Teks yang Ditampilkan:
====

Gambar mungkin berisi: teks

Dari hasil survey berbagai jewish literature seperti tulisan Josephus, Philo, berbagai literatur apokaliptik (Wisdom of Solomon), sejumlah teks Qumran dll, Eve menegaskan bahwa orang Yahudi selalu memandang bahwa hanya YHWH sebagai satu-satu BNP. Sedangkan nabi atau tokoh pembuat mujizat lainnya hanya masuk dalam kategori Pemohon (PNP) atau Mediator (MNP), contohnya Musa masuk kategori MNP dan Elia kategori PNP.

Bagaimana dgn Yesus, apakah Dia sebagai BNP, PNP atau MNP? dari kajian Eve setelah membandingkan berbagai figur dalam berbagai literatur, Eve mengkategorikan Yesus sebagai BNP ".. More importantly, Jesus differs from all other prophetic figures known about in Judaism .. in performing his miracles as a BNP.. The first is the consistency in the portrayal of Jesus as BNP rather than MNP or PNP throughout the tradition, despite the rarity of such a portrayal of a human figure elsewhere in Judaism.." Eve, E. (2002). Vol. 231: The Jewish Context of Jesus' Miracles. Journal for the Study of the New Testament. (386). London;  New York: Sheffield Academic Press.

Jika kita meneliti secara seksama bagaimana Yesus melakukan mujizat, maka kita menemukan pola yang khas dibandingkan nabi-nabi lainnya yang melakukan mujizat yaitu Yesus tidak melakukan permohonan untuk bisa melakukan mujizat. Misalnya dalam menyembuhkan orang yang lumpuh tidak ada catatan Yesus melakukan permohonan sebelumnya kepada Allah. Yoh 5:8-9  Kata Yesus kepadanya: "Bangunlah, angkatlah tilammu dan berjalanlah." Dan pada saat itu juga sembuhlah orang itu lalu ia mengangkat tilamnya dan berjalan.

Demikian pula dalam konteks Mediator, berbagai mujizat yang terjadi pada masa Musa memperlihatkan peran dan inisiatif Allah untuk menunjukan mujizat seperti kuasa atas alam dengan mujizat membelah laut. Kel 14:16 "Dan engkau, angkatlah tongkatmu dan ulurkanlah tanganmu ke atas laut dan belahlah airnya, sehingga orang Israel akan berjalan dari tengah-tengah laut di tempat kering". Berbeda dengan kuasa Yesus atas alam dengan memerintahkan langsung angin untuk berhenti. Mrk 4:39  Iapun bangun, menghardik angin itu dan berkata kepada danau itu: "Diam! Tenanglah!" Lalu angin itu reda dan danau itu menjadi teduh sekali. 

Lalu bagaimana dengan doa Yesus sebelum melakukan beberapa mujizat? doa yang dilakukan Yesus ini bukanlah doa untuk bermohon agar diberi kuasa untuk melakukan mujizat, melainkan doa ucapan syukur atau berkat (Mat 14:19, Luk 9:16, Yoh 6:11).

====

Catatan anotasi wilayah:
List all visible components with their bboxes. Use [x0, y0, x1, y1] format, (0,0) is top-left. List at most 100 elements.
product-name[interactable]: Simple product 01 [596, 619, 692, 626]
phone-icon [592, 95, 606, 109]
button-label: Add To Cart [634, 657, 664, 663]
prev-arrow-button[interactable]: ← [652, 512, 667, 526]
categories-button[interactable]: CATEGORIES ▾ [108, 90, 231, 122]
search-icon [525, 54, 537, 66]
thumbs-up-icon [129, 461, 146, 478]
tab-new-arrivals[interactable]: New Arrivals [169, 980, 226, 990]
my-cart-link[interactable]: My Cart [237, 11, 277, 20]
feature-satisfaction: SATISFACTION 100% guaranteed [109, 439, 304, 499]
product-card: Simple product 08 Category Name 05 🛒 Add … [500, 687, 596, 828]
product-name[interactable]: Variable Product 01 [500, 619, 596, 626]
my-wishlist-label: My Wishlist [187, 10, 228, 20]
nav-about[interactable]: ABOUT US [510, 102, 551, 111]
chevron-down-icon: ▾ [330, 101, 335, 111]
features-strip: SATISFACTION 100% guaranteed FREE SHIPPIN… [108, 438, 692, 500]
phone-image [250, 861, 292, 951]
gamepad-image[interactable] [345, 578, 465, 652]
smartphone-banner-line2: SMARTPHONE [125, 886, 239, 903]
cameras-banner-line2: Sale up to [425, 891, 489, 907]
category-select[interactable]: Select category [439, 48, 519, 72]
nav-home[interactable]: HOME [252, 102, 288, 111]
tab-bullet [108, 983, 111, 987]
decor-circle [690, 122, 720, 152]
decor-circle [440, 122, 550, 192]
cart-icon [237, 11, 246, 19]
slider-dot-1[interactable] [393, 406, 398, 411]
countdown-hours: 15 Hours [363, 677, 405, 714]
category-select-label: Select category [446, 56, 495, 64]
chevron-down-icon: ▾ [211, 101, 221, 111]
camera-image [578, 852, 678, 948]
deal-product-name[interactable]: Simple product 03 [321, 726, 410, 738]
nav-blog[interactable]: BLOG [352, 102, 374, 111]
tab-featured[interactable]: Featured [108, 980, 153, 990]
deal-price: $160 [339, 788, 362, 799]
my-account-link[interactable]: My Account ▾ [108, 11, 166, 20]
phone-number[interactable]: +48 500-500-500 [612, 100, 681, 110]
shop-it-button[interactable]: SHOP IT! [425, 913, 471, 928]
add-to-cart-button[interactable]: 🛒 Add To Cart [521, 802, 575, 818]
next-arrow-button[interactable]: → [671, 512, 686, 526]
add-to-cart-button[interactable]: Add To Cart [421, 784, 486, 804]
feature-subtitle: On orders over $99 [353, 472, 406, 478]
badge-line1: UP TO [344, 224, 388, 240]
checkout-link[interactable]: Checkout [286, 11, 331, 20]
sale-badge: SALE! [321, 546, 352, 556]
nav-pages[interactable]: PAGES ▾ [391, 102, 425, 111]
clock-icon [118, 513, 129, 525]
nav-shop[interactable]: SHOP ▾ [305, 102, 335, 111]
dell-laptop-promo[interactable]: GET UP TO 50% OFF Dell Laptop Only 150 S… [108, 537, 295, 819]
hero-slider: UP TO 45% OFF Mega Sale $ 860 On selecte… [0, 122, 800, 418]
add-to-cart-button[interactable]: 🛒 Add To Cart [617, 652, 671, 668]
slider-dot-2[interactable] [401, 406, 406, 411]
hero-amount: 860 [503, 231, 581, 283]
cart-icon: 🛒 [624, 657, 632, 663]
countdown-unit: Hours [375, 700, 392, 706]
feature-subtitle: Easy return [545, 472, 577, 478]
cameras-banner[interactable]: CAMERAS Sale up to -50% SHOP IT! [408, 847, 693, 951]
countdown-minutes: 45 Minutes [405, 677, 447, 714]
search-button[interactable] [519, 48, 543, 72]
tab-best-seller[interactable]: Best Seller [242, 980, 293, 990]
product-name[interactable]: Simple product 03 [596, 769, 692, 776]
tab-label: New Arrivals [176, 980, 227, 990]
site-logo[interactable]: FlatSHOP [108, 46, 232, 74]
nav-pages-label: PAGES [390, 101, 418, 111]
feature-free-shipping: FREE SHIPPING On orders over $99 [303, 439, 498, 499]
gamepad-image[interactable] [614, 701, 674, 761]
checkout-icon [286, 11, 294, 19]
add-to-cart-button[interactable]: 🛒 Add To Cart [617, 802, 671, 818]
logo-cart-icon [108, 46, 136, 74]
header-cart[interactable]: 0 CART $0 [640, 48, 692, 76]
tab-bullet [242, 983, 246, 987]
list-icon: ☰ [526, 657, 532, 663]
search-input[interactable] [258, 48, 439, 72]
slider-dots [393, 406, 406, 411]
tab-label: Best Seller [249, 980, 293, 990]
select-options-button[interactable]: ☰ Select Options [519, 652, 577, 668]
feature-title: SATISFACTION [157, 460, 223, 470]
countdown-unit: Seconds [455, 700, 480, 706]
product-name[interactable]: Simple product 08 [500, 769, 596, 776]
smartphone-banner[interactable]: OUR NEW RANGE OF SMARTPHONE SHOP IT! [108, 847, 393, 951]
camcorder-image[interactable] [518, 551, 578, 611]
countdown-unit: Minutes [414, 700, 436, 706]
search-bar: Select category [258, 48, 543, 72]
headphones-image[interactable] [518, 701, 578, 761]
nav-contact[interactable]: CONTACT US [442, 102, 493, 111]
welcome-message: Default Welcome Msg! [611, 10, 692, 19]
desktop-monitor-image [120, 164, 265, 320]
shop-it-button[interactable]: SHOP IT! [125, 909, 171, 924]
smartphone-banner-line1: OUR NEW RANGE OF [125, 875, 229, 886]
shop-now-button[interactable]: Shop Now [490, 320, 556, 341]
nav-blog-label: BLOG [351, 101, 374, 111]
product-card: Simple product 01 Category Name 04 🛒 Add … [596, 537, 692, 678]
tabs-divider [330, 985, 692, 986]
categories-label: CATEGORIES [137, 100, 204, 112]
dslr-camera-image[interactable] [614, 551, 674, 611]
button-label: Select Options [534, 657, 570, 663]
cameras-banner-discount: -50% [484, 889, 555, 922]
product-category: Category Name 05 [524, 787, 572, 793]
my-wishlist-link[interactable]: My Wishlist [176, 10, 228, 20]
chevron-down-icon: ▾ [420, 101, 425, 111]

====

Tantangan:
Cetak tanpa perubahan bagian teks tentang mujizat Yesus yang dimulai dengan kata-kata yang memuat "Jika kita meneliti" dan berakhir pada "tilamnya dan berjalan.".

Penyelesaian Latihan:
Jika kita meneliti secara seksama bagaimana Yesus melakukan mujizat, maka kita menemukan pola yang khas dibandingkan nabi-nabi lainnya yang melakukan mujizat yaitu Yesus tidak melakukan permohonan untuk bisa melakukan mujizat. Misalnya dalam menyembuhkan orang yang lumpuh tidak ada catatan Yesus melakukan permohonan sebelumnya kepada Allah. Yoh 5:8-9  Kata Yesus kepadanya: "Bangunlah, angkatlah tilammu dan berjalanlah." Dan pada saat itu juga sembuhlah orang itu lalu ia mengangkat tilamnya dan berjalan.